* [WORK INSTRUCTIONS]:
From the entries that follow, list every line in which the string "JSON" appears.

Rows from a dataset:
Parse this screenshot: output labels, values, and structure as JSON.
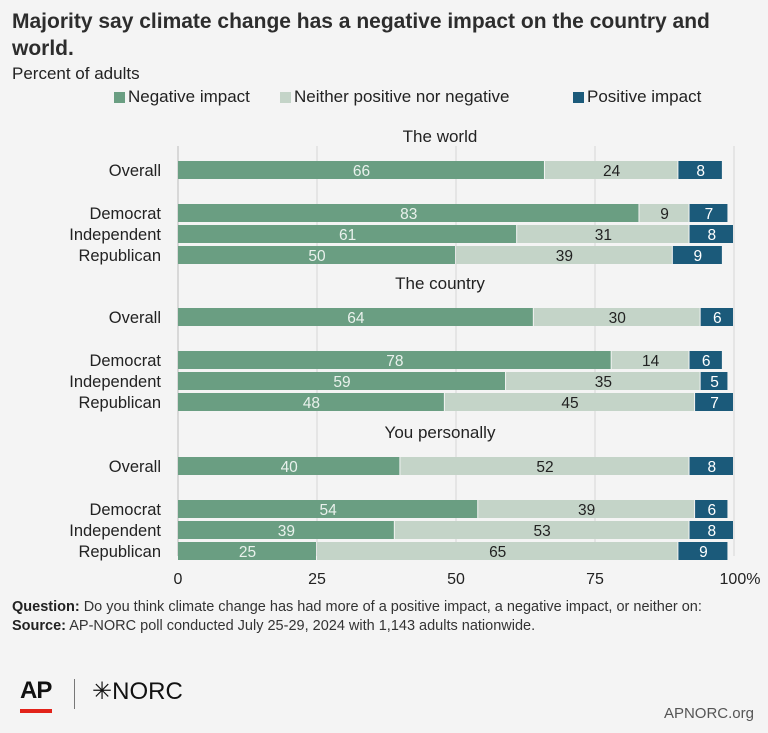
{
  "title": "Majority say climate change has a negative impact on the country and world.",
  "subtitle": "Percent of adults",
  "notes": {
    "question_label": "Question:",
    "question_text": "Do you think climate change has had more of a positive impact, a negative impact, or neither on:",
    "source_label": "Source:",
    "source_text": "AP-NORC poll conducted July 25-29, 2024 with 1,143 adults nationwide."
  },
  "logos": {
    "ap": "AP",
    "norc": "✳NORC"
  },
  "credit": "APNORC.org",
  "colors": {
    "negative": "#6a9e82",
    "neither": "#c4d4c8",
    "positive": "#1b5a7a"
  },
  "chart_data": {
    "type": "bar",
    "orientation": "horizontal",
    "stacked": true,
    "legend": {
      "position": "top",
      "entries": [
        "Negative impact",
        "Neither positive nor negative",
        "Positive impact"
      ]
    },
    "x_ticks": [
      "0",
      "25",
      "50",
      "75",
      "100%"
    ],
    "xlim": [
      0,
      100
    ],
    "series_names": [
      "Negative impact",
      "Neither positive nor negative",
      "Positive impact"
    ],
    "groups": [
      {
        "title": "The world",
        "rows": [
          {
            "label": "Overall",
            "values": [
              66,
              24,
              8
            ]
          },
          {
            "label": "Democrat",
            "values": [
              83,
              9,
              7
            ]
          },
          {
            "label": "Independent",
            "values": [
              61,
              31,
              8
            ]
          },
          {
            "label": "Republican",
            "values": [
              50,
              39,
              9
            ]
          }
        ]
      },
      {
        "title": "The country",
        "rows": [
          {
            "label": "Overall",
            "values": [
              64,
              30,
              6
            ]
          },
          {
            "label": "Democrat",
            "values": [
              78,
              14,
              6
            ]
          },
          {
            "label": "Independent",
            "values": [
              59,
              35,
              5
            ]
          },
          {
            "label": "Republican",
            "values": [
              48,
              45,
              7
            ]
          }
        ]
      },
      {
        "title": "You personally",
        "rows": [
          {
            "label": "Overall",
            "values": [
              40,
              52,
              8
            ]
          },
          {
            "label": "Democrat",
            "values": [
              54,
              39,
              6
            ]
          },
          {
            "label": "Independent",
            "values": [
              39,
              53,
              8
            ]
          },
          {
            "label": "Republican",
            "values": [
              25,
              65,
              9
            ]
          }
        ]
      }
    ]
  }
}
* * *
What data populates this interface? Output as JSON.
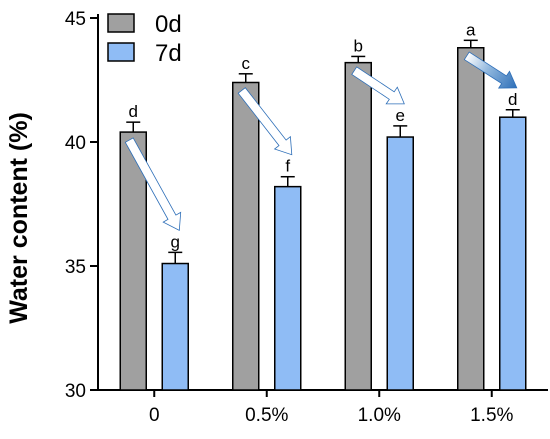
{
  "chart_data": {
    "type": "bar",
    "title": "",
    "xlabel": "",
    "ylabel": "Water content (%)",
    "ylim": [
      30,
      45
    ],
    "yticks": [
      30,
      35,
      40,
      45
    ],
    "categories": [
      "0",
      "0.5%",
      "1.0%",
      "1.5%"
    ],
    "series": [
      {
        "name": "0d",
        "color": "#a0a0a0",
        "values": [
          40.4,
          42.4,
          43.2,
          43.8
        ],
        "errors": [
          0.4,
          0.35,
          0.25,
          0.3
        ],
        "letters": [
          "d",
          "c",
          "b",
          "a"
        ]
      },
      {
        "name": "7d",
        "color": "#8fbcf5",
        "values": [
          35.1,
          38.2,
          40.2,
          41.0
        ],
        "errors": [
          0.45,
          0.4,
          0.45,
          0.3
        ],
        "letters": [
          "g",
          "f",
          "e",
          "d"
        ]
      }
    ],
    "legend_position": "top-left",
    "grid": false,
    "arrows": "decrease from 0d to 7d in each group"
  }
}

* [PROBLEM SOLUTION]:
Parse this screenshot: output labels, values, and structure as JSON.
What data populates this interface? Output as JSON.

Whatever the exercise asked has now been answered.